■ Material for this task:

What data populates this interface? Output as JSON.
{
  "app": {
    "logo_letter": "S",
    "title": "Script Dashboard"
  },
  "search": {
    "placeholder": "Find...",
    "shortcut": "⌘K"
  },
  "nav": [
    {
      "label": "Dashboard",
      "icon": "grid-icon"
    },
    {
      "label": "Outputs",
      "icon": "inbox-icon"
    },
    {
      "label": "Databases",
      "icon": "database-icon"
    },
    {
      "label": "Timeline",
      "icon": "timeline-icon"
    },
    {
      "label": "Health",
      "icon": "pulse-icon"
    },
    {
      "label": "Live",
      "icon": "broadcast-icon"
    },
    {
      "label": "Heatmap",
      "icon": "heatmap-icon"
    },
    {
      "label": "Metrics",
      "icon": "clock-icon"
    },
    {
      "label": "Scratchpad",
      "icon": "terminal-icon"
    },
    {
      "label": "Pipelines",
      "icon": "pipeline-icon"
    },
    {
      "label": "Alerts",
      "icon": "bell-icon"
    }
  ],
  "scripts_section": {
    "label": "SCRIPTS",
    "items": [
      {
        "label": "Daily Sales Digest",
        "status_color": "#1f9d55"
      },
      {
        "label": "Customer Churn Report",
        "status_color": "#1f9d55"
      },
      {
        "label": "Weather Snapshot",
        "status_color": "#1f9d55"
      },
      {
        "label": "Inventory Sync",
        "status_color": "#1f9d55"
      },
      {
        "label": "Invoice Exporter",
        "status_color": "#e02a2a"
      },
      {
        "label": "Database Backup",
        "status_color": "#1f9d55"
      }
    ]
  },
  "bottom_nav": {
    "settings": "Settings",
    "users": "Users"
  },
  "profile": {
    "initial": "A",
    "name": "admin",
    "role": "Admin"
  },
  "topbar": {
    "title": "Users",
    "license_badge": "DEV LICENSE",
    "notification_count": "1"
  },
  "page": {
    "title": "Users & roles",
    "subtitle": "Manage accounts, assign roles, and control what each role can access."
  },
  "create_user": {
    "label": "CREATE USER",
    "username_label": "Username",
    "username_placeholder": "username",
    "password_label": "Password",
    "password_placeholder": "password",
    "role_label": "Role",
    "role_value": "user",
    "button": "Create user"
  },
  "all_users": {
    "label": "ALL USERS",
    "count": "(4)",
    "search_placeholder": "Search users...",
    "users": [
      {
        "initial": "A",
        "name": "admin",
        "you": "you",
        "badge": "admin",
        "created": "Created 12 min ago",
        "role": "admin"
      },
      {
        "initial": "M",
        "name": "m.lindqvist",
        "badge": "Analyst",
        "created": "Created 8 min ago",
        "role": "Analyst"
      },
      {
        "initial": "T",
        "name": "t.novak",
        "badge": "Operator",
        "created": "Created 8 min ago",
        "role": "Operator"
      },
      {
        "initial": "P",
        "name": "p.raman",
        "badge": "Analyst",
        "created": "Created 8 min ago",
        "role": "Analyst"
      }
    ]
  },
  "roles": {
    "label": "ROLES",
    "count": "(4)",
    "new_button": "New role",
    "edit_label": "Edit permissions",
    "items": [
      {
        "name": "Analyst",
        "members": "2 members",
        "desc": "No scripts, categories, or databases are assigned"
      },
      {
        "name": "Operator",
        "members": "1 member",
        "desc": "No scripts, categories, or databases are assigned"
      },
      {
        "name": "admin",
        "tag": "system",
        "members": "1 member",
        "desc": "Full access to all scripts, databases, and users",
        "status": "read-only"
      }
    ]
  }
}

■ Given exercise: Return every record above exactly as it appears.

■ Exercise solution:
What data populates this interface? Output as JSON.
{
  "app": {
    "logo_letter": "S",
    "title": "Script Dashboard"
  },
  "search": {
    "placeholder": "Find...",
    "shortcut": "⌘K"
  },
  "nav": [
    {
      "label": "Dashboard",
      "icon": "grid-icon"
    },
    {
      "label": "Outputs",
      "icon": "inbox-icon"
    },
    {
      "label": "Databases",
      "icon": "database-icon"
    },
    {
      "label": "Timeline",
      "icon": "timeline-icon"
    },
    {
      "label": "Health",
      "icon": "pulse-icon"
    },
    {
      "label": "Live",
      "icon": "broadcast-icon"
    },
    {
      "label": "Heatmap",
      "icon": "heatmap-icon"
    },
    {
      "label": "Metrics",
      "icon": "clock-icon"
    },
    {
      "label": "Scratchpad",
      "icon": "terminal-icon"
    },
    {
      "label": "Pipelines",
      "icon": "pipeline-icon"
    },
    {
      "label": "Alerts",
      "icon": "bell-icon"
    }
  ],
  "scripts_section": {
    "label": "SCRIPTS",
    "items": [
      {
        "label": "Daily Sales Digest",
        "status_color": "#1f9d55"
      },
      {
        "label": "Customer Churn Report",
        "status_color": "#1f9d55"
      },
      {
        "label": "Weather Snapshot",
        "status_color": "#1f9d55"
      },
      {
        "label": "Inventory Sync",
        "status_color": "#1f9d55"
      },
      {
        "label": "Invoice Exporter",
        "status_color": "#e02a2a"
      },
      {
        "label": "Database Backup",
        "status_color": "#1f9d55"
      }
    ]
  },
  "bottom_nav": {
    "settings": "Settings",
    "users": "Users"
  },
  "profile": {
    "initial": "A",
    "name": "admin",
    "role": "Admin"
  },
  "topbar": {
    "title": "Users",
    "license_badge": "DEV LICENSE",
    "notification_count": "1"
  },
  "page": {
    "title": "Users & roles",
    "subtitle": "Manage accounts, assign roles, and control what each role can access."
  },
  "create_user": {
    "label": "CREATE USER",
    "username_label": "Username",
    "username_placeholder": "username",
    "password_label": "Password",
    "password_placeholder": "password",
    "role_label": "Role",
    "role_value": "user",
    "button": "Create user"
  },
  "all_users": {
    "label": "ALL USERS",
    "count": "(4)",
    "search_placeholder": "Search users...",
    "users": [
      {
        "initial": "A",
        "name": "admin",
        "you": "you",
        "badge": "admin",
        "created": "Created 12 min ago",
        "role": "admin"
      },
      {
        "initial": "M",
        "name": "m.lindqvist",
        "badge": "Analyst",
        "created": "Created 8 min ago",
        "role": "Analyst"
      },
      {
        "initial": "T",
        "name": "t.novak",
        "badge": "Operator",
        "created": "Created 8 min ago",
        "role": "Operator"
      },
      {
        "initial": "P",
        "name": "p.raman",
        "badge": "Analyst",
        "created": "Created 8 min ago",
        "role": "Analyst"
      }
    ]
  },
  "roles": {
    "label": "ROLES",
    "count": "(4)",
    "new_button": "New role",
    "edit_label": "Edit permissions",
    "items": [
      {
        "name": "Analyst",
        "members": "2 members",
        "desc": "No scripts, categories, or databases are assigned"
      },
      {
        "name": "Operator",
        "members": "1 member",
        "desc": "No scripts, categories, or databases are assigned"
      },
      {
        "name": "admin",
        "tag": "system",
        "members": "1 member",
        "desc": "Full access to all scripts, databases, and users",
        "status": "read-only"
      }
    ]
  }
}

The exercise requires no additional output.